[Requirement] Rewrite the lines of the listing from its first line through the line containing "Text: F: F: [164, 32, 169, 42]", both included, changing "Text" to "Label" and keeping everything else the same. Give back only those lines.

[Listings of boxed layout items]
= = = =

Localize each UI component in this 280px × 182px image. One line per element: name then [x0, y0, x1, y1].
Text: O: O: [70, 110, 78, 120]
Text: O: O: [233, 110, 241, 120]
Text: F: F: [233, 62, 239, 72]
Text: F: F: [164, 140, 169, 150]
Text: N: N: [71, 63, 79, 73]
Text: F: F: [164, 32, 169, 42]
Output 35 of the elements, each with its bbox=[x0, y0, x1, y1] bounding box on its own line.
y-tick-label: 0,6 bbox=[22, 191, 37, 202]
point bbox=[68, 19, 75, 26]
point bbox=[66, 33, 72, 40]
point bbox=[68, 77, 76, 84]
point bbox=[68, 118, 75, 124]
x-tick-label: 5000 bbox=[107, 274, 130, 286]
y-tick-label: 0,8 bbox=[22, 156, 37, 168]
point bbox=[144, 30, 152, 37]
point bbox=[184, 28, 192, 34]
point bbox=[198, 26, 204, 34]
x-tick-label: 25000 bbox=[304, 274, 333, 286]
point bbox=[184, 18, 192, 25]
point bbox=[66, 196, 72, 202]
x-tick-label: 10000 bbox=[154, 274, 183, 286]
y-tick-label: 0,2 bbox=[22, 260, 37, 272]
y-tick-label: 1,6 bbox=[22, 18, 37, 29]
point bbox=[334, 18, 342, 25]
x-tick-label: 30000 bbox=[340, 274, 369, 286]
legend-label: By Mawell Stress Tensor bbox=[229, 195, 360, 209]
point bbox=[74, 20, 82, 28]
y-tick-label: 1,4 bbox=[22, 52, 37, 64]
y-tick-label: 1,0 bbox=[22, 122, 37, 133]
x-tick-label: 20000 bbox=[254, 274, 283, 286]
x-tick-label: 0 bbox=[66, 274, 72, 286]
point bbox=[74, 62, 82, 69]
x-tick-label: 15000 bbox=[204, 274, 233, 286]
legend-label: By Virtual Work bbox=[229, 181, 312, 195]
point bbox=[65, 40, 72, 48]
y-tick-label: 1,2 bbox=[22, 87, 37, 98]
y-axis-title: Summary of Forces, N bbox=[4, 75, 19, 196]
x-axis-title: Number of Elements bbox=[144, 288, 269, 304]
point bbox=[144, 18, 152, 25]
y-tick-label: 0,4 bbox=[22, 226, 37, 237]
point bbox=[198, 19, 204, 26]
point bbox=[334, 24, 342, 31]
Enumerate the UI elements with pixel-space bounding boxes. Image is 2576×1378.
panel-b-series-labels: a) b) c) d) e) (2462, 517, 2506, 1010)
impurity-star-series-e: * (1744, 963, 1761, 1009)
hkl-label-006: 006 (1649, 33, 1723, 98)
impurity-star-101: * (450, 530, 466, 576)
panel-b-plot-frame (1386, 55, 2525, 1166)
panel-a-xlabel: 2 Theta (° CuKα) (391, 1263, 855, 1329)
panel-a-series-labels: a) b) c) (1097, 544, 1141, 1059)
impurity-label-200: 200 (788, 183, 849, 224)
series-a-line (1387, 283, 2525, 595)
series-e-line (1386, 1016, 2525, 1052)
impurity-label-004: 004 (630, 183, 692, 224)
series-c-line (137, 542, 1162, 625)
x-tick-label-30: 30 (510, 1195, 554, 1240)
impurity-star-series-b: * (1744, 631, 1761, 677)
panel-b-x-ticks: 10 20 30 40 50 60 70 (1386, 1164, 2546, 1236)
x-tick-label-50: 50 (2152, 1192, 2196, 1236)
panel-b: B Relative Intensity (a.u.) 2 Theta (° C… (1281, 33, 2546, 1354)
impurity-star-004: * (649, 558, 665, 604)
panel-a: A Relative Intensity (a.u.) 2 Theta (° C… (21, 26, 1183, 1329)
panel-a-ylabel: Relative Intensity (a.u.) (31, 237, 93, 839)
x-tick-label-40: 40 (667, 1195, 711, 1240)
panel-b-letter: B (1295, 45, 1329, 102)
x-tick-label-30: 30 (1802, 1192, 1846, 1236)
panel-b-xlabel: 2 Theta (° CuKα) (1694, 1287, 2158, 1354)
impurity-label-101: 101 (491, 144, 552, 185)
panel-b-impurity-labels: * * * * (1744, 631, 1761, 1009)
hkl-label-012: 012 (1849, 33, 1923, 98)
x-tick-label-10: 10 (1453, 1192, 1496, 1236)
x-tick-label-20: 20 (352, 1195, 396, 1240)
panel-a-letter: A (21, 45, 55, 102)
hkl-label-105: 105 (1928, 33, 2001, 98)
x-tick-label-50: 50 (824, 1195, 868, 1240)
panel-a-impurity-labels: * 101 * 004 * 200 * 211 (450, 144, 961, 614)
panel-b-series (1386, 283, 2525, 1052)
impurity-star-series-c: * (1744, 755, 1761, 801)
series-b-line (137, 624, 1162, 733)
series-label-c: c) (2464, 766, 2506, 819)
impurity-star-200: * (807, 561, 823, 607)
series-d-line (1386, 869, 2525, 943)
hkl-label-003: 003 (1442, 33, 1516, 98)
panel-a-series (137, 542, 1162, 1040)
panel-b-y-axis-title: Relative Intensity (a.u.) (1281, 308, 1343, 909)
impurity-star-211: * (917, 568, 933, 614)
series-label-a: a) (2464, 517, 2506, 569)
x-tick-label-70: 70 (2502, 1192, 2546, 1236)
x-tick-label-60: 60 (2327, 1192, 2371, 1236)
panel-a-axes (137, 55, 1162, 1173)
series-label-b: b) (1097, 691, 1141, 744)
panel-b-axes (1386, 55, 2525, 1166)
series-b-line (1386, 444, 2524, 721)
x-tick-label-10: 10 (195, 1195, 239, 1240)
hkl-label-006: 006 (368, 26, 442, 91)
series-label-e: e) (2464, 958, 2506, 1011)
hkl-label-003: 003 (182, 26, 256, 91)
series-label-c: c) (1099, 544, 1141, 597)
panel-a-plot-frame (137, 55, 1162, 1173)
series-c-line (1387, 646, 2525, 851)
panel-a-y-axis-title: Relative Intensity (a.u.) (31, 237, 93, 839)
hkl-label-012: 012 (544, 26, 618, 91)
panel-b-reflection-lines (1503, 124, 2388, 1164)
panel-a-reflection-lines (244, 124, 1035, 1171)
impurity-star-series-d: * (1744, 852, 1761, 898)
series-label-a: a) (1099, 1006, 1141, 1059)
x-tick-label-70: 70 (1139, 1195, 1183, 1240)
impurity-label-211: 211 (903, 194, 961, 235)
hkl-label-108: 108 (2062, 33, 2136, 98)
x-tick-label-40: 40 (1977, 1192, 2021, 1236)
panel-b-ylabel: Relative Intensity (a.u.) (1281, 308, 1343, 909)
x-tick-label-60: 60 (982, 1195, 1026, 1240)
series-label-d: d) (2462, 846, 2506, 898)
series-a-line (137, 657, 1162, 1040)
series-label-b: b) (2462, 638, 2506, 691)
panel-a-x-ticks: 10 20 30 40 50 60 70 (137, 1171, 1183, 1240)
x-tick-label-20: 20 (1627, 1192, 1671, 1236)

= = = =

[Correct response]
Localize each UI component in this 280px × 182px image. One line per element: name then [x0, y0, x1, y1].
Label: O: O: [70, 110, 78, 120]
Label: O: O: [233, 110, 241, 120]
Label: F: F: [233, 62, 239, 72]
Label: F: F: [164, 140, 169, 150]
Label: N: N: [71, 63, 79, 73]
Label: F: F: [164, 32, 169, 42]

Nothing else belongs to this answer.